Pull out each line of the data that includes the word "this".

☆ ☆ ☆ ☆

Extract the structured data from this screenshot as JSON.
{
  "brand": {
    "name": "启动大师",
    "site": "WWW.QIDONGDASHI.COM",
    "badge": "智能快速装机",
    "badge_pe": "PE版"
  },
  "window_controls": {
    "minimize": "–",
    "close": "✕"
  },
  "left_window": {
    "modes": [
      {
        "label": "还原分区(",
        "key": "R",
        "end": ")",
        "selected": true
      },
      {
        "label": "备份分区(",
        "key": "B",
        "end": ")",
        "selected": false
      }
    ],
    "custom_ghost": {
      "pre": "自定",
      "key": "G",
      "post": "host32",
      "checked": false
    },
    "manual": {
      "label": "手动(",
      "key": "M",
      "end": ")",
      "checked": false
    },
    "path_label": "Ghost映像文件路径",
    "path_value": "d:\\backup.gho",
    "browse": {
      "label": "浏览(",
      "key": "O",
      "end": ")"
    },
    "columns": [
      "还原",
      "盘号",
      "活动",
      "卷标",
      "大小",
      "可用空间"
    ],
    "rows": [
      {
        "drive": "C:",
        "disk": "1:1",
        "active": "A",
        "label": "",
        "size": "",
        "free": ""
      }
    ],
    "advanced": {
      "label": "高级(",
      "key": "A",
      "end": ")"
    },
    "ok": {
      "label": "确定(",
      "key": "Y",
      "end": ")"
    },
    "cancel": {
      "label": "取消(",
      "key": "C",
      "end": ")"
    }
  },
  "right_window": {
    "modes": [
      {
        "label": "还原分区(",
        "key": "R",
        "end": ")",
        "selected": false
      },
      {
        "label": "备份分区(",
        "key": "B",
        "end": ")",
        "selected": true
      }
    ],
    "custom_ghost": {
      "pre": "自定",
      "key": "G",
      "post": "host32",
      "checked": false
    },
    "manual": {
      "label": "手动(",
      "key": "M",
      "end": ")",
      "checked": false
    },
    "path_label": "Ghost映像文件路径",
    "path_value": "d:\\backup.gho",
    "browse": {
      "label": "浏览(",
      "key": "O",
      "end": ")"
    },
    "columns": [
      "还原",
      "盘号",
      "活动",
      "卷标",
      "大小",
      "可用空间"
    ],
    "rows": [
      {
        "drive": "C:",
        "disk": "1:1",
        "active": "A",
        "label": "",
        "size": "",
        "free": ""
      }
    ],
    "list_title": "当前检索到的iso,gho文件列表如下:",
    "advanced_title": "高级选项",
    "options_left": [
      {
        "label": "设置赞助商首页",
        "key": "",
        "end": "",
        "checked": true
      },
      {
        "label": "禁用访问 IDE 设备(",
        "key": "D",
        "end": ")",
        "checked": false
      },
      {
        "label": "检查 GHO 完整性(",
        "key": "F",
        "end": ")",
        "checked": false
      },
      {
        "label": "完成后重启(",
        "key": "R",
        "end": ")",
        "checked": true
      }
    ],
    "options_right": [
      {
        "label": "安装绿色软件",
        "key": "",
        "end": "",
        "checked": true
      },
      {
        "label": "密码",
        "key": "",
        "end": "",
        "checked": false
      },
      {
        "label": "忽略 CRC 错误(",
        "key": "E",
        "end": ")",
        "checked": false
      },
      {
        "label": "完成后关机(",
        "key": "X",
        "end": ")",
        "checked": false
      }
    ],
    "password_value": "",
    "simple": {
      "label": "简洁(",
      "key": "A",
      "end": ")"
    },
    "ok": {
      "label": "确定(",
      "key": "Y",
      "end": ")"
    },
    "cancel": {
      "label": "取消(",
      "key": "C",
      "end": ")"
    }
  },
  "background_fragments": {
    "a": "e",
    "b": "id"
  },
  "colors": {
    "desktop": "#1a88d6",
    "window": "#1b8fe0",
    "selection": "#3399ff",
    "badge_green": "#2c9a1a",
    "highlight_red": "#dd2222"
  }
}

☆ ☆ ☆ ☆

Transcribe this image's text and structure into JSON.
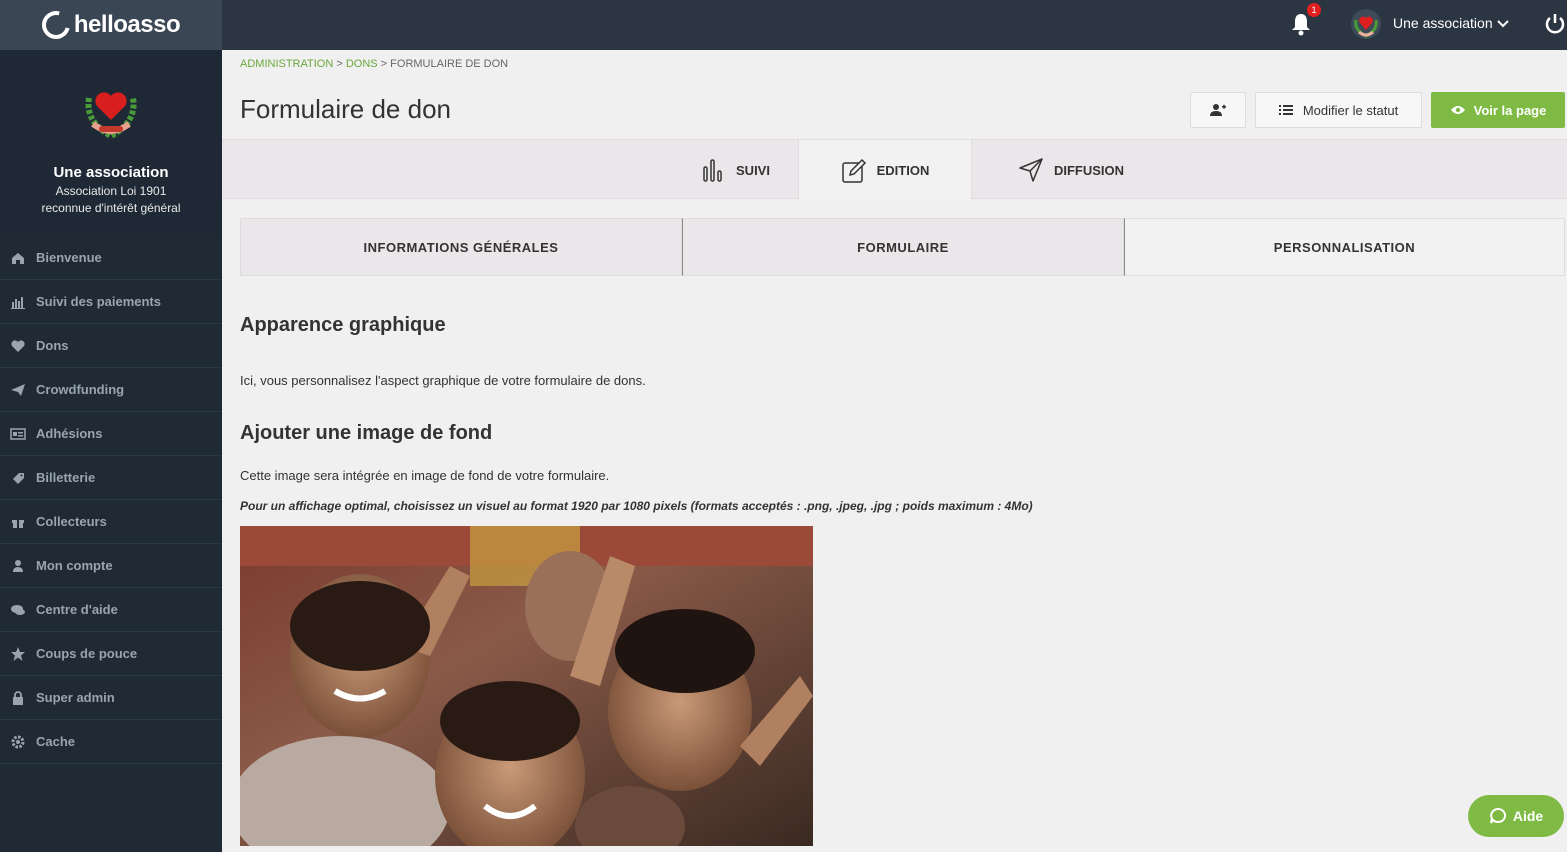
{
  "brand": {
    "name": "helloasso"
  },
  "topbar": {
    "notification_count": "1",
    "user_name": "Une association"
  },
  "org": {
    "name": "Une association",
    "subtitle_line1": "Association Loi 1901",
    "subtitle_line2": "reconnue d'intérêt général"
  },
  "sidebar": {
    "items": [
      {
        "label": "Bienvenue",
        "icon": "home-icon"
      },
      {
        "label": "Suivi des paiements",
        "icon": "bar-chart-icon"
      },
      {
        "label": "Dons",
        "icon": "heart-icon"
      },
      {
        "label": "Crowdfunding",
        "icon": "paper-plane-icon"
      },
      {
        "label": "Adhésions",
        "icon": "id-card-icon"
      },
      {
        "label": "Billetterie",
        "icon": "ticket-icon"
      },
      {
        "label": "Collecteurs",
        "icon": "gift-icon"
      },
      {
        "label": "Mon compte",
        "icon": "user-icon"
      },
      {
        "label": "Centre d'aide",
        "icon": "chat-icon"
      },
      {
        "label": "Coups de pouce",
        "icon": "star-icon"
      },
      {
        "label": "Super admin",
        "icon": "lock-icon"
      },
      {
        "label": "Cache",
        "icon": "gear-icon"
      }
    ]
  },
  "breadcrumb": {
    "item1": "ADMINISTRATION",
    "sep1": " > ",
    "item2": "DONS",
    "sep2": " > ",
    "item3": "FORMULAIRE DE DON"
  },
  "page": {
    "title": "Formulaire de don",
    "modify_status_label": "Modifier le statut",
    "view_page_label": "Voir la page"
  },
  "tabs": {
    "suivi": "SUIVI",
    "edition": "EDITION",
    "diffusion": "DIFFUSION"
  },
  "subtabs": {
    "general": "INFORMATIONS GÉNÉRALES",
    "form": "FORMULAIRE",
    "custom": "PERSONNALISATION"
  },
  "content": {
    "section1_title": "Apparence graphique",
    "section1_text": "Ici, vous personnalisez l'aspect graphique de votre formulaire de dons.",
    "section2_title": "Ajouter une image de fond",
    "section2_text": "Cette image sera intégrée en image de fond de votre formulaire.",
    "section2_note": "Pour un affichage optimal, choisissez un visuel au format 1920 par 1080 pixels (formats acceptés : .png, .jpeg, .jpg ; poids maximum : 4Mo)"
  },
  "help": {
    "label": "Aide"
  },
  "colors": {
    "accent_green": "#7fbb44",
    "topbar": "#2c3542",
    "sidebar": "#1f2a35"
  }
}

☆ ☆ ☆ ☆

→ **Answer to the problem**:
Extract the structured data from this screenshot as JSON.
Transcribe this image's text and structure into JSON.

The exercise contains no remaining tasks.